Start of Extracted data

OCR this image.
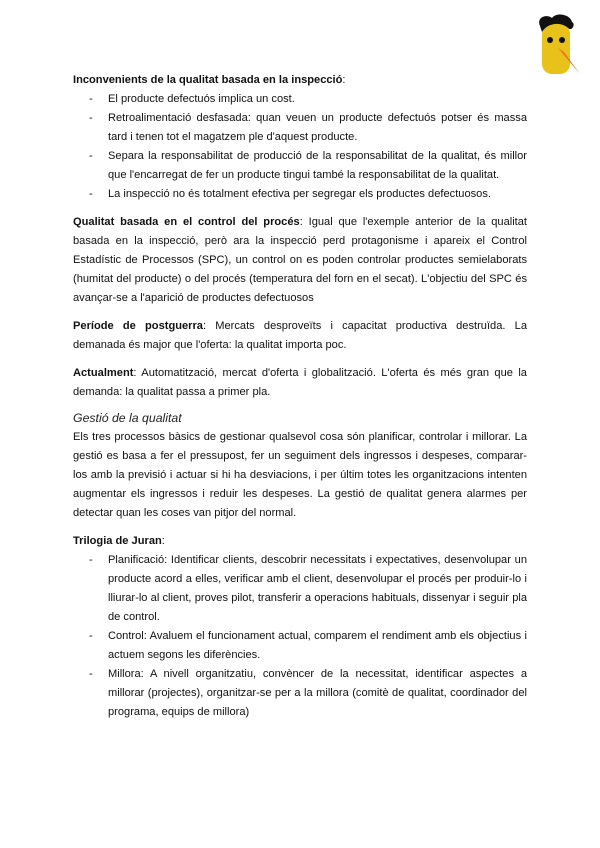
Inconvenients de la qualitat basada en la inspecció:

- El producte defectuós implica un cost.
- Retroalimentació desfasada: quan veuen un producte defectuós potser és massa tard i tenen tot el magatzem ple d'aquest producte.
- Separa la responsabilitat de producció de la responsabilitat de la qualitat, és millor que l'encarregat de fer un producte tingui també la responsabilitat de la qualitat.
- La inspecció no és totalment efectiva per segregar els productes defectuosos.

Qualitat basada en el control del procés: Igual que l'exemple anterior de la qualitat basada en la inspecció, però ara la inspecció perd protagonisme i apareix el Control Estadístic de Processos (SPC), un control on es poden controlar productes semielaborats (humitat del producte) o del procés (temperatura del forn en el secat). L'objectiu del SPC és avançar-se a l'aparició de productes defectuosos

Període de postguerra: Mercats desproveïts i capacitat productiva destruïda. La demanada és major que l'oferta: la qualitat importa poc.

Actualment: Automatització, mercat d'oferta i globalització. L'oferta és més gran que la demanda: la qualitat passa a primer pla.

Gestió de la qualitat

Els tres processos bàsics de gestionar qualsevol cosa són planificar, controlar i millorar. La gestió es basa a fer el pressupost, fer un seguiment dels ingressos i despeses, comparar-los amb la previsió i actuar si hi ha desviacions, i per últim totes les organitzacions intenten augmentar els ingressos i reduir les despeses. La gestió de qualitat genera alarmes per detectar quan les coses van pitjor del normal.

Trilogia de Juran:

- Planificació: Identificar clients, descobrir necessitats i expectatives, desenvolupar un producte acord a elles, verificar amb el client, desenvolupar el procés per produir-lo i lliurar-lo al client, proves pilot, transferir a operacions habituals, dissenyar i seguir pla de control.
- Control: Avaluem el funcionament actual, comparem el rendiment amb els objectius i actuem segons les diferències.
- Millora: A nivell organitzatiu, convèncer de la necessitat, identificar aspectes a millorar (projectes), organitzar-se per a la millora (comitè de qualitat, coordinador del programa, equips de millora)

End of Extracted data

▶ [Task objective]: Reproduce the material in its entirety and word for word, without the pictures.

▶ [Reply to the task]:
OCR this image.
Inconvenients de la qualitat basada en la inspecció:

- El producte defectuós implica un cost.
- Retroalimentació desfasada: quan veuen un producte defectuós potser és massa tard i tenen tot el magatzem ple d'aquest producte.
- Separa la responsabilitat de producció de la responsabilitat de la qualitat, és millor que l'encarregat de fer un producte tingui també la responsabilitat de la qualitat.
- La inspecció no és totalment efectiva per segregar els productes defectuosos.

Qualitat basada en el control del procés: Igual que l'exemple anterior de la qualitat basada en la inspecció, però ara la inspecció perd protagonisme i apareix el Control Estadístic de Processos (SPC), un control on es poden controlar productes semielaborats (humitat del producte) o del procés (temperatura del forn en el secat). L'objectiu del SPC és avançar-se a l'aparició de productes defectuosos

Període de postguerra: Mercats desproveïts i capacitat productiva destruïda. La demanada és major que l'oferta: la qualitat importa poc.

Actualment: Automatització, mercat d'oferta i globalització. L'oferta és més gran que la demanda: la qualitat passa a primer pla.

Gestió de la qualitat

Els tres processos bàsics de gestionar qualsevol cosa són planificar, controlar i millorar. La gestió es basa a fer el pressupost, fer un seguiment dels ingressos i despeses, comparar-los amb la previsió i actuar si hi ha desviacions, i per últim totes les organitzacions intenten augmentar els ingressos i reduir les despeses. La gestió de qualitat genera alarmes per detectar quan les coses van pitjor del normal.

Trilogia de Juran:

- Planificació: Identificar clients, descobrir necessitats i expectatives, desenvolupar un producte acord a elles, verificar amb el client, desenvolupar el procés per produir-lo i lliurar-lo al client, proves pilot, transferir a operacions habituals, dissenyar i seguir pla de control.
- Control: Avaluem el funcionament actual, comparem el rendiment amb els objectius i actuem segons les diferències.
- Millora: A nivell organitzatiu, convèncer de la necessitat, identificar aspectes a millorar (projectes), organitzar-se per a la millora (comitè de qualitat, coordinador del programa, equips de millora)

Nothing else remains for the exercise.